Can you pull out each line of the data below that includes the word "intelligent"?

- _Stored records_:
## START

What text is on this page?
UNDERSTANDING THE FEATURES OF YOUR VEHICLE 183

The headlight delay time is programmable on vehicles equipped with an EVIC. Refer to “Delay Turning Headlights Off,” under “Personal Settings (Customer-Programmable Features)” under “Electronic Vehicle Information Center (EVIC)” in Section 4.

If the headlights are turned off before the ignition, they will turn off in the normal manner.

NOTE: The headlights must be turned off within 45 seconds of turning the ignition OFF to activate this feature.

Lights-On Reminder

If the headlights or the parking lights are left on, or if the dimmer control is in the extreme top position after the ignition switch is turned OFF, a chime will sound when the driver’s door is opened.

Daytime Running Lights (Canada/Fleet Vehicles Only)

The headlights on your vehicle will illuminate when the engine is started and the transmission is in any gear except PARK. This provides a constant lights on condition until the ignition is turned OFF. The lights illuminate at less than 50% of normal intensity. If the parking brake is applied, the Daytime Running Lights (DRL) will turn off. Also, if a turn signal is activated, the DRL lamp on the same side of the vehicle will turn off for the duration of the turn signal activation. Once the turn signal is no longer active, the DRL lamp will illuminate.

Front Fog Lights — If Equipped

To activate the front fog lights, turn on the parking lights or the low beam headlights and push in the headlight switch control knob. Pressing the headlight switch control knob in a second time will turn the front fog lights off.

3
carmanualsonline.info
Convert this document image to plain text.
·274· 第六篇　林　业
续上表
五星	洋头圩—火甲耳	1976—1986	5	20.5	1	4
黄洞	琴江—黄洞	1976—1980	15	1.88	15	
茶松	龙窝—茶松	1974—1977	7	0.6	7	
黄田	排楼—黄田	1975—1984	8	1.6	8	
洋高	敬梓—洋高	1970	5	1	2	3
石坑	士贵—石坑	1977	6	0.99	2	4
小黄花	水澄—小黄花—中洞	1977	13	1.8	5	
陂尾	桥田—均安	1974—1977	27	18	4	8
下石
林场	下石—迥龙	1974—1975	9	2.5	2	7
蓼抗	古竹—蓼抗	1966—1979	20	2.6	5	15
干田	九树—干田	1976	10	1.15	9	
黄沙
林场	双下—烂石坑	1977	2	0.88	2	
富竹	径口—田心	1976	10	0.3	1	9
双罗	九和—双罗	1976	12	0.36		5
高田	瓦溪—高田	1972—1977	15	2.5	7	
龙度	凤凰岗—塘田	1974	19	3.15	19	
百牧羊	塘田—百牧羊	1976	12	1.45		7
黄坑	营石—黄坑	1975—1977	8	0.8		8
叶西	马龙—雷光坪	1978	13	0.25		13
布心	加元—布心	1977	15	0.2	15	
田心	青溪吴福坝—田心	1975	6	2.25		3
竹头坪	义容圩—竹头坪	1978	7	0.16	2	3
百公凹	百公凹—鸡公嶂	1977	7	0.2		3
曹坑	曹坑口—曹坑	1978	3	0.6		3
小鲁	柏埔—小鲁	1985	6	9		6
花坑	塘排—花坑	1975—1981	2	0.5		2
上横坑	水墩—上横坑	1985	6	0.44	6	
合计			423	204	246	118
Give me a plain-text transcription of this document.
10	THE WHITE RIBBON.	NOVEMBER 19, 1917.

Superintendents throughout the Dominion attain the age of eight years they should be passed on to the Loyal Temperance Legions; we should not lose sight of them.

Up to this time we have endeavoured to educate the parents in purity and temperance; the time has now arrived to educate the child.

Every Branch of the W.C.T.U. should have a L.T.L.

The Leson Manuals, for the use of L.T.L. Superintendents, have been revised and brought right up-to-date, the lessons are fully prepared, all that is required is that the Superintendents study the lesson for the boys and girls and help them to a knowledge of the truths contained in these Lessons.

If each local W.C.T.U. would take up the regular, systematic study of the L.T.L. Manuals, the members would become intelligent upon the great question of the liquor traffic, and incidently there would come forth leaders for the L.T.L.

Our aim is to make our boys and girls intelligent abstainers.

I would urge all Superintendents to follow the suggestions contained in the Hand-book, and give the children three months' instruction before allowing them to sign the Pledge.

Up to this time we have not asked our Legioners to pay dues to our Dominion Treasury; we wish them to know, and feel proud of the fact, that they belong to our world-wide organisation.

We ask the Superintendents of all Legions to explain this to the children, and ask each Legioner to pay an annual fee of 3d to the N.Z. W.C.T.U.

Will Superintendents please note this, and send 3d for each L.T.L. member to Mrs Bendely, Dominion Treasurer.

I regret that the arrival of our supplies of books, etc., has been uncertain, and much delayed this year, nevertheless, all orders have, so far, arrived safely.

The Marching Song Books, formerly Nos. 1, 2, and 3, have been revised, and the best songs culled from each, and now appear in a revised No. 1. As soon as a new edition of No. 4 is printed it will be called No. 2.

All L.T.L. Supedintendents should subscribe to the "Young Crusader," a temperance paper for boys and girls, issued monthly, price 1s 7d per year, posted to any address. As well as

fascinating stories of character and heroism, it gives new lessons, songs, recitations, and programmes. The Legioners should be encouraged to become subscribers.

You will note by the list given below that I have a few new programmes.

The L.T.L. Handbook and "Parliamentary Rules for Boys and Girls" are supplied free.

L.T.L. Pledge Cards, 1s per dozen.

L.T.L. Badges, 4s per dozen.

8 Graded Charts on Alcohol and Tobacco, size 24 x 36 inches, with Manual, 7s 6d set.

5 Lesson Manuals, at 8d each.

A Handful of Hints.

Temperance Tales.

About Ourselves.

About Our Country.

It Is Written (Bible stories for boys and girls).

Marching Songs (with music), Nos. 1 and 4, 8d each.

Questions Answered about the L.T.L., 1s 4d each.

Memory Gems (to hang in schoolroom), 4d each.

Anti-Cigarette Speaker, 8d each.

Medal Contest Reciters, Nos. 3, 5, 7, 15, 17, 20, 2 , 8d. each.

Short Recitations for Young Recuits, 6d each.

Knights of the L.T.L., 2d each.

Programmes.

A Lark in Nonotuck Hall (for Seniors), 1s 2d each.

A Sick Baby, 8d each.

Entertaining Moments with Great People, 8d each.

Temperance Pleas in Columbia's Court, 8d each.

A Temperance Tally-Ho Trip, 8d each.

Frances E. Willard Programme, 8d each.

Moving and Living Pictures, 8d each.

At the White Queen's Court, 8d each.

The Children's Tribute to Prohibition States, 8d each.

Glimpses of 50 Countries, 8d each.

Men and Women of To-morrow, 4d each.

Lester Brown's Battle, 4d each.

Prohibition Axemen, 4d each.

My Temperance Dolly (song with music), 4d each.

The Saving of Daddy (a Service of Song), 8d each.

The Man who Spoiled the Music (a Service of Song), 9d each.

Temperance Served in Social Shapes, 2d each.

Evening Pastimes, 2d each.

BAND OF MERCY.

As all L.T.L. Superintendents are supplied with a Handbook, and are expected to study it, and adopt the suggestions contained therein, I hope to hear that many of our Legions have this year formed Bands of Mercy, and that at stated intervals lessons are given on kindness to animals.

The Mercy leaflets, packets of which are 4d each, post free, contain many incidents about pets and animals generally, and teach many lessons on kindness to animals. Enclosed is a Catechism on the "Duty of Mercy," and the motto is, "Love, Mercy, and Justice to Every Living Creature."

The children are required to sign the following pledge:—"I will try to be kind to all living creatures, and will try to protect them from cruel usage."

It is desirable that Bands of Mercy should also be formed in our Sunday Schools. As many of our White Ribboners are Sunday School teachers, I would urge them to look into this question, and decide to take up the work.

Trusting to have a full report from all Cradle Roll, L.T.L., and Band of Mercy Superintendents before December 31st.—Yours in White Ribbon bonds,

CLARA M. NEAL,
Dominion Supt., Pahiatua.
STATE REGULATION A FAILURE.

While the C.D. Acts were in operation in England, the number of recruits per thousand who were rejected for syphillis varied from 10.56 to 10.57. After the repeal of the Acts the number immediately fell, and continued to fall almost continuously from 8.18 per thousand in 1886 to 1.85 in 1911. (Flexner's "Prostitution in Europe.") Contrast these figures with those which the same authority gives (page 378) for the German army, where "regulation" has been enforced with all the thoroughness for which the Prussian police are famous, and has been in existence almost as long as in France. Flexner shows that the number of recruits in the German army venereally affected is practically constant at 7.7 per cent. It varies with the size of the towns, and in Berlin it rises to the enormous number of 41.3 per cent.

## END

- _Response for this exercise_:
If each local W.C.T.U. would take up the regular, systematic study of the L.T.L. Manuals, the members would become intelligent upon the great question of the liquor traffic, and incidently there would come forth leaders for the L.T.L.
Our aim is to make our boys and girls intelligent abstainers.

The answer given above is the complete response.